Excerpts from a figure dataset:
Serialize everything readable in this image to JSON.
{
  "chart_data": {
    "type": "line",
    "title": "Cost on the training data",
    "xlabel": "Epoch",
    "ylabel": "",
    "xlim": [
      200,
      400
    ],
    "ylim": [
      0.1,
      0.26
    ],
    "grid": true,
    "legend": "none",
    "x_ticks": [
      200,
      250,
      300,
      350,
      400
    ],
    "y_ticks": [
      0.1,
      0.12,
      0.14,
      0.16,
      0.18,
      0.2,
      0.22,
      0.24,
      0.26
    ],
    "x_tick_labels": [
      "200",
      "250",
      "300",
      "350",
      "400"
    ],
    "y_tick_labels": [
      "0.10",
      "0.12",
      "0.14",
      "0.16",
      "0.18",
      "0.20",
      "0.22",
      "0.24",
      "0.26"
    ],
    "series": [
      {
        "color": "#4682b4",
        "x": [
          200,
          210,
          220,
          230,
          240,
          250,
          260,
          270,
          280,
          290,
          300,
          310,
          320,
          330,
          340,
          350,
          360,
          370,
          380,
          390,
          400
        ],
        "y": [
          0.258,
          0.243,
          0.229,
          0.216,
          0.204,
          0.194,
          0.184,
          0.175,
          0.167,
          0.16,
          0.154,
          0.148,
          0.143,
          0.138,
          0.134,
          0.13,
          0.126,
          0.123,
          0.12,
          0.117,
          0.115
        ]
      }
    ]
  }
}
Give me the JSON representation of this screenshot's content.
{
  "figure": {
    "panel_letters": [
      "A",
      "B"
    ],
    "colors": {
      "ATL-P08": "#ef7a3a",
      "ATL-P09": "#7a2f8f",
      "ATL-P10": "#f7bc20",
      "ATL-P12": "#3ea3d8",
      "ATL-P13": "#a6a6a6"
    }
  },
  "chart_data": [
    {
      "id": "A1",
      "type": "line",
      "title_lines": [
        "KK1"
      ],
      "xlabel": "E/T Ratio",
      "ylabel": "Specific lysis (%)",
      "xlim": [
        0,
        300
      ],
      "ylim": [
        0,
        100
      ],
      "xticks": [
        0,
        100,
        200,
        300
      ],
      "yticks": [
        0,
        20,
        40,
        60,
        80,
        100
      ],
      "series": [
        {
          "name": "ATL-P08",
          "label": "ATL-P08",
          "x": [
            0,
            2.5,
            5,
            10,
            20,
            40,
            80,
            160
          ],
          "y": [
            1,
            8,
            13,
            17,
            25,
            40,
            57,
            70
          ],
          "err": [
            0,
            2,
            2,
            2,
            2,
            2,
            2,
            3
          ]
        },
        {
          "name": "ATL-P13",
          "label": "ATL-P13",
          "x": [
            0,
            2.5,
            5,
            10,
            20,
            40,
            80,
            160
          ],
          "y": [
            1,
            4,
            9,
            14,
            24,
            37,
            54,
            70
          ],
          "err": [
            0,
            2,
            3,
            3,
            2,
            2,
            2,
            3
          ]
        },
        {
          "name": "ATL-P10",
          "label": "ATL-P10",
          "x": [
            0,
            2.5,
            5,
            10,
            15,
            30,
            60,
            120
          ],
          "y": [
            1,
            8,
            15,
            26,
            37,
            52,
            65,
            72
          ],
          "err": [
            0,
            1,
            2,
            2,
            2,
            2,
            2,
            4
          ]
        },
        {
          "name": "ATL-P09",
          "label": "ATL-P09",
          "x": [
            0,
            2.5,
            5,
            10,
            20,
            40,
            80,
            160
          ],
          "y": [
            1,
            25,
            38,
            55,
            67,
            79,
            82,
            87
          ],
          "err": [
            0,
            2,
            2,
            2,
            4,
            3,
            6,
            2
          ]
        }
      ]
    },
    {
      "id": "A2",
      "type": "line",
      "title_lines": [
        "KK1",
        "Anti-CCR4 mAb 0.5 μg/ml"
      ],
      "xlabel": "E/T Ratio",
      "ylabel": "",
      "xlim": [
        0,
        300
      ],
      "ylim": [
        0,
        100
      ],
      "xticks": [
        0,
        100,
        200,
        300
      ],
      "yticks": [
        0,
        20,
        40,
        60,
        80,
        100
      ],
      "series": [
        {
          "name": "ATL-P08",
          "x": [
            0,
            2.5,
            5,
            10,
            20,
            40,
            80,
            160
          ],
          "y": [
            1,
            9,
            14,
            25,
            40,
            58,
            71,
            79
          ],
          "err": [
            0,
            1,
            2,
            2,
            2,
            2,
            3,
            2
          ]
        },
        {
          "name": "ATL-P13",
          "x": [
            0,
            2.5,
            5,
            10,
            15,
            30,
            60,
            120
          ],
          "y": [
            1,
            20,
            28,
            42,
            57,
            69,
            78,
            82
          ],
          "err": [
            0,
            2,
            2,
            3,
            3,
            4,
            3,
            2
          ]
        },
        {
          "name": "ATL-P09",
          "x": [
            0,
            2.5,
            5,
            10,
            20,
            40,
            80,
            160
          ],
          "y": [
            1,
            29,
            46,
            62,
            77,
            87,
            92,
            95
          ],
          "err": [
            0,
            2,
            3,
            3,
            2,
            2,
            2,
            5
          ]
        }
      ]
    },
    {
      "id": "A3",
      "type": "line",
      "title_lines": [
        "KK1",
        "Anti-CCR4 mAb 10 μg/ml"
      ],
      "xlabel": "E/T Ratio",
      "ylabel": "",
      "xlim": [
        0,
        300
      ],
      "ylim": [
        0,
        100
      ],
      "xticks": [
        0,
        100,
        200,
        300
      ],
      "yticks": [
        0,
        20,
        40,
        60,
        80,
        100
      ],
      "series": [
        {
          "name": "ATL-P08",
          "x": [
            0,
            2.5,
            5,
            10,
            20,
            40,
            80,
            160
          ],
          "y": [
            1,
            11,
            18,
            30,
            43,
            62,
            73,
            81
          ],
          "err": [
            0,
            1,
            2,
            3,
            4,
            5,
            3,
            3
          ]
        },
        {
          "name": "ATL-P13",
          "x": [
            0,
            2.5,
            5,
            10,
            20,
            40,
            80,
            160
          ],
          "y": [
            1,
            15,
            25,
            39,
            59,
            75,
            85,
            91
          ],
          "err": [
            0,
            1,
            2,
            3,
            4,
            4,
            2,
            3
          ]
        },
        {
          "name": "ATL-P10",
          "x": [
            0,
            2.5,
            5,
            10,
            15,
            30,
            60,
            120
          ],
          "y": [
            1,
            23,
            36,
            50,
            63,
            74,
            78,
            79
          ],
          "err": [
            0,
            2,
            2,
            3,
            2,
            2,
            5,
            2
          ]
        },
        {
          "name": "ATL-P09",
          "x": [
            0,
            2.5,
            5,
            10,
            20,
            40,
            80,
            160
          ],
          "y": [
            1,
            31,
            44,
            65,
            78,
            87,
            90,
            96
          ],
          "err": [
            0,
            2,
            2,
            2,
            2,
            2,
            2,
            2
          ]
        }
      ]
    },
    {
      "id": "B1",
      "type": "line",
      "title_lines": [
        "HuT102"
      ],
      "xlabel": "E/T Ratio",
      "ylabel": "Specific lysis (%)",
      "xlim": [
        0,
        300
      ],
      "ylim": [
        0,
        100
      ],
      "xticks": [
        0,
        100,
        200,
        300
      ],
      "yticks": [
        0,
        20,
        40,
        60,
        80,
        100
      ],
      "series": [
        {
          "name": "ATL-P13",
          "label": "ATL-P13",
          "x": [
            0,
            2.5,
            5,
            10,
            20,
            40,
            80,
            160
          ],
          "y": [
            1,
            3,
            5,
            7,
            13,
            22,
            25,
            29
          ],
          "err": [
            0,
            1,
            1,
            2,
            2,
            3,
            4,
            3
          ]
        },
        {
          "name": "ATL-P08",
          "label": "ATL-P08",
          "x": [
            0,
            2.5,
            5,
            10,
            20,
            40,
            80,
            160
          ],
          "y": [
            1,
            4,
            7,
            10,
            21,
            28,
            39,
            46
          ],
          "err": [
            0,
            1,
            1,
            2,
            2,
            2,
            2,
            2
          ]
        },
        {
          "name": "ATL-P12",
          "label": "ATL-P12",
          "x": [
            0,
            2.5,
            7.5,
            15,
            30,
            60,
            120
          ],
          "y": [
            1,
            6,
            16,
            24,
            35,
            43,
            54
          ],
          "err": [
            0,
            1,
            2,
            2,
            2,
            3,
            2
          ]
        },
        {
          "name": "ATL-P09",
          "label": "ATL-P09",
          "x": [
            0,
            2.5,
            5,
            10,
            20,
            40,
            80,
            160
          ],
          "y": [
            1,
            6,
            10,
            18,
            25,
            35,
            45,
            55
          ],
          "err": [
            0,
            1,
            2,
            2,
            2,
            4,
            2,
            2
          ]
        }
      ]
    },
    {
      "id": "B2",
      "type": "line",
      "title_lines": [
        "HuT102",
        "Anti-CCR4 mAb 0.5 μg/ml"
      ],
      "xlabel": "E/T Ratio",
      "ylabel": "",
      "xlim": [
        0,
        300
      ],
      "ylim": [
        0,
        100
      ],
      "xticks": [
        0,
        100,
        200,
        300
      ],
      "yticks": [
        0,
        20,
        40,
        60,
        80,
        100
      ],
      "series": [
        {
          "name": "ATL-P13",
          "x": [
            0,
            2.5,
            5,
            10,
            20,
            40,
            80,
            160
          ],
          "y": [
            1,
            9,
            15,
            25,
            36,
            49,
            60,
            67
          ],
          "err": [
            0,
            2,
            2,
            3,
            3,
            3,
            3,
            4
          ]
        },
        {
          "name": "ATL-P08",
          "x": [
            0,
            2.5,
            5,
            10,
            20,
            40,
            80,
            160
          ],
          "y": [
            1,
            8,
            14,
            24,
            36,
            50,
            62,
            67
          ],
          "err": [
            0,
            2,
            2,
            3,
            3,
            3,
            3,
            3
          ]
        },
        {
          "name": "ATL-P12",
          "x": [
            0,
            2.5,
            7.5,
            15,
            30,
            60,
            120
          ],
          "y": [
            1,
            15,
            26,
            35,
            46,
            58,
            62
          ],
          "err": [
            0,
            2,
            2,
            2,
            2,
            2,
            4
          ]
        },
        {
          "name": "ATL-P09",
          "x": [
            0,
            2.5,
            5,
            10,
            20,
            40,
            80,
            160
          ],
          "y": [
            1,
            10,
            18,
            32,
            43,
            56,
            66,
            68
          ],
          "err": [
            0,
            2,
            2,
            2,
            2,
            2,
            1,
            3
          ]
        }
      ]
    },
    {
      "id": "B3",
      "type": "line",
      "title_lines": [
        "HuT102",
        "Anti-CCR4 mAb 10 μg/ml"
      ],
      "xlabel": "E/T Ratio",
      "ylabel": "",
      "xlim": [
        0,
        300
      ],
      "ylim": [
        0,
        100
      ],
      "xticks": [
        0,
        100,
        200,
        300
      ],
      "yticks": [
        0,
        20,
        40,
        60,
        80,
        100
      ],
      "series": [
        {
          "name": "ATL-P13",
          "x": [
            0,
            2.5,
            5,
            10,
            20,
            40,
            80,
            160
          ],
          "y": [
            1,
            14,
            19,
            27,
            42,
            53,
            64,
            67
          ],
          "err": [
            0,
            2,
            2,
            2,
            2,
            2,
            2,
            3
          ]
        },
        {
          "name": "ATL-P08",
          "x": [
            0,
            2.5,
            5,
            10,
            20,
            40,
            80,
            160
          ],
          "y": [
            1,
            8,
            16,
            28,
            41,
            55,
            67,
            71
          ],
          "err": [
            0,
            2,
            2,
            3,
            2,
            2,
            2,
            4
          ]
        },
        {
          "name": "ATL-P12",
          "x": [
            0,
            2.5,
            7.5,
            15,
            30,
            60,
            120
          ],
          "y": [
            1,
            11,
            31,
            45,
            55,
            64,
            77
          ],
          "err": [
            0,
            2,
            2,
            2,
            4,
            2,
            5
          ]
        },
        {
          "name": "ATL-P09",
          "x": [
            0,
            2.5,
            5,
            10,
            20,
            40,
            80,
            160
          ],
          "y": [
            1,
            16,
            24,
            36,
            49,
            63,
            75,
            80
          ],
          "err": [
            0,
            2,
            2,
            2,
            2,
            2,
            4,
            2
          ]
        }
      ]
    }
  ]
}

STATED EXERCISE:
Copy out each line of the data containing the string "this".

WORKED SOLUTION:
Serialize everything readable in this image to JSON.
Give me the JSON representation of this screenshot's content.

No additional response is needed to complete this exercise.